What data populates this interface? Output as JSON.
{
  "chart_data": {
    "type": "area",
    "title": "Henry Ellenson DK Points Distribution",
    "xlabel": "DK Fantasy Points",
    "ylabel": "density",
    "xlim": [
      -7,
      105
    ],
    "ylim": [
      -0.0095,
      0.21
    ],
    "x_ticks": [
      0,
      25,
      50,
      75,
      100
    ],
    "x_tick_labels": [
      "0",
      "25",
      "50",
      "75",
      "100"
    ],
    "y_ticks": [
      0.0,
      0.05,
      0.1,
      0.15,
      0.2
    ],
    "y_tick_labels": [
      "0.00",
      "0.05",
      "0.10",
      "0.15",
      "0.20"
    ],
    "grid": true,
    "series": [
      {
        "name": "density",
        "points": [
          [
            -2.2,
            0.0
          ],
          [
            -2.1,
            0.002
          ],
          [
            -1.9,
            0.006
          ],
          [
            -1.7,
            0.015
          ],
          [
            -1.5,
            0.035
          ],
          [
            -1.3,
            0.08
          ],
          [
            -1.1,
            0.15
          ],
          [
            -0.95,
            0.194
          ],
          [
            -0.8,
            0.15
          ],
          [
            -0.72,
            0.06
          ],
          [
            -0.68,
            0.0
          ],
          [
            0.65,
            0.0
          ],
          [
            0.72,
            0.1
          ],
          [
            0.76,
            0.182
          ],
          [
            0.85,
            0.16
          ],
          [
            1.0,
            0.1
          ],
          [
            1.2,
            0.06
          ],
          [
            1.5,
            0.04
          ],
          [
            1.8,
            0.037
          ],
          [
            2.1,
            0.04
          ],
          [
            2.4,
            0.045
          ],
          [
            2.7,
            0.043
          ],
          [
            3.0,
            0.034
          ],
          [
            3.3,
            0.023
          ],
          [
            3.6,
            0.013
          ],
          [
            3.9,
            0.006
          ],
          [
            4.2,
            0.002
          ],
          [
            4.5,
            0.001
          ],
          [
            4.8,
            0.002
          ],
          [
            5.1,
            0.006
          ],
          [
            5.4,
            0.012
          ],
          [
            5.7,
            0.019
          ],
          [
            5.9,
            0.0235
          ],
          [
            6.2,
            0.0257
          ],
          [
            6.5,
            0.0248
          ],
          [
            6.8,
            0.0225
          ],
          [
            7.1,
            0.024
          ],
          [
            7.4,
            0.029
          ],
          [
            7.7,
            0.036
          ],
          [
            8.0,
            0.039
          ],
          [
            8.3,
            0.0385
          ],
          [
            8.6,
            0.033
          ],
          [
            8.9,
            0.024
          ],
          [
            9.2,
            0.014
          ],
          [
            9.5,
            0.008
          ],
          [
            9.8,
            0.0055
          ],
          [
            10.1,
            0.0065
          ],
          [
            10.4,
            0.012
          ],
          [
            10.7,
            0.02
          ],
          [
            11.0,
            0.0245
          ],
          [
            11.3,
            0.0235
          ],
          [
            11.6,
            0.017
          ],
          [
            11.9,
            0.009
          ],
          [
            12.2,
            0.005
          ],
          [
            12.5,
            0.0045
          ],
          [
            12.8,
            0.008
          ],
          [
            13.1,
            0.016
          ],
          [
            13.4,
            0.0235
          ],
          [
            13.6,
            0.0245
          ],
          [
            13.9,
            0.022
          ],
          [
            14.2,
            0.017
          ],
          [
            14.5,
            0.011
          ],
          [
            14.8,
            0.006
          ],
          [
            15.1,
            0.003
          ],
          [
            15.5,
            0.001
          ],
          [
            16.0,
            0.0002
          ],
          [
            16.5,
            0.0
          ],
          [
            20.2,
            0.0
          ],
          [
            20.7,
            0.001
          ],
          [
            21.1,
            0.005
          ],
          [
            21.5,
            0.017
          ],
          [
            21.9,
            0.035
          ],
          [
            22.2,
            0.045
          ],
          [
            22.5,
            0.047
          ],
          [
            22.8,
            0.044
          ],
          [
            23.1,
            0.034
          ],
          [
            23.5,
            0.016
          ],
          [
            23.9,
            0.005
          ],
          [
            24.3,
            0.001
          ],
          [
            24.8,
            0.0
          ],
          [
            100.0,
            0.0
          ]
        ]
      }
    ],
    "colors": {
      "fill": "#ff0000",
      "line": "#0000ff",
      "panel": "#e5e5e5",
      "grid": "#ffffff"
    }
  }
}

_Problem to solve_.
What is needed here is an exact reproduction of all the entries.

_Task result_.
What data populates this interface? Output as JSON.
{
  "chart_data": {
    "type": "area",
    "title": "Henry Ellenson DK Points Distribution",
    "xlabel": "DK Fantasy Points",
    "ylabel": "density",
    "xlim": [
      -7,
      105
    ],
    "ylim": [
      -0.0095,
      0.21
    ],
    "x_ticks": [
      0,
      25,
      50,
      75,
      100
    ],
    "x_tick_labels": [
      "0",
      "25",
      "50",
      "75",
      "100"
    ],
    "y_ticks": [
      0.0,
      0.05,
      0.1,
      0.15,
      0.2
    ],
    "y_tick_labels": [
      "0.00",
      "0.05",
      "0.10",
      "0.15",
      "0.20"
    ],
    "grid": true,
    "series": [
      {
        "name": "density",
        "points": [
          [
            -2.2,
            0.0
          ],
          [
            -2.1,
            0.002
          ],
          [
            -1.9,
            0.006
          ],
          [
            -1.7,
            0.015
          ],
          [
            -1.5,
            0.035
          ],
          [
            -1.3,
            0.08
          ],
          [
            -1.1,
            0.15
          ],
          [
            -0.95,
            0.194
          ],
          [
            -0.8,
            0.15
          ],
          [
            -0.72,
            0.06
          ],
          [
            -0.68,
            0.0
          ],
          [
            0.65,
            0.0
          ],
          [
            0.72,
            0.1
          ],
          [
            0.76,
            0.182
          ],
          [
            0.85,
            0.16
          ],
          [
            1.0,
            0.1
          ],
          [
            1.2,
            0.06
          ],
          [
            1.5,
            0.04
          ],
          [
            1.8,
            0.037
          ],
          [
            2.1,
            0.04
          ],
          [
            2.4,
            0.045
          ],
          [
            2.7,
            0.043
          ],
          [
            3.0,
            0.034
          ],
          [
            3.3,
            0.023
          ],
          [
            3.6,
            0.013
          ],
          [
            3.9,
            0.006
          ],
          [
            4.2,
            0.002
          ],
          [
            4.5,
            0.001
          ],
          [
            4.8,
            0.002
          ],
          [
            5.1,
            0.006
          ],
          [
            5.4,
            0.012
          ],
          [
            5.7,
            0.019
          ],
          [
            5.9,
            0.0235
          ],
          [
            6.2,
            0.0257
          ],
          [
            6.5,
            0.0248
          ],
          [
            6.8,
            0.0225
          ],
          [
            7.1,
            0.024
          ],
          [
            7.4,
            0.029
          ],
          [
            7.7,
            0.036
          ],
          [
            8.0,
            0.039
          ],
          [
            8.3,
            0.0385
          ],
          [
            8.6,
            0.033
          ],
          [
            8.9,
            0.024
          ],
          [
            9.2,
            0.014
          ],
          [
            9.5,
            0.008
          ],
          [
            9.8,
            0.0055
          ],
          [
            10.1,
            0.0065
          ],
          [
            10.4,
            0.012
          ],
          [
            10.7,
            0.02
          ],
          [
            11.0,
            0.0245
          ],
          [
            11.3,
            0.0235
          ],
          [
            11.6,
            0.017
          ],
          [
            11.9,
            0.009
          ],
          [
            12.2,
            0.005
          ],
          [
            12.5,
            0.0045
          ],
          [
            12.8,
            0.008
          ],
          [
            13.1,
            0.016
          ],
          [
            13.4,
            0.0235
          ],
          [
            13.6,
            0.0245
          ],
          [
            13.9,
            0.022
          ],
          [
            14.2,
            0.017
          ],
          [
            14.5,
            0.011
          ],
          [
            14.8,
            0.006
          ],
          [
            15.1,
            0.003
          ],
          [
            15.5,
            0.001
          ],
          [
            16.0,
            0.0002
          ],
          [
            16.5,
            0.0
          ],
          [
            20.2,
            0.0
          ],
          [
            20.7,
            0.001
          ],
          [
            21.1,
            0.005
          ],
          [
            21.5,
            0.017
          ],
          [
            21.9,
            0.035
          ],
          [
            22.2,
            0.045
          ],
          [
            22.5,
            0.047
          ],
          [
            22.8,
            0.044
          ],
          [
            23.1,
            0.034
          ],
          [
            23.5,
            0.016
          ],
          [
            23.9,
            0.005
          ],
          [
            24.3,
            0.001
          ],
          [
            24.8,
            0.0
          ],
          [
            100.0,
            0.0
          ]
        ]
      }
    ],
    "colors": {
      "fill": "#ff0000",
      "line": "#0000ff",
      "panel": "#e5e5e5",
      "grid": "#ffffff"
    }
  }
}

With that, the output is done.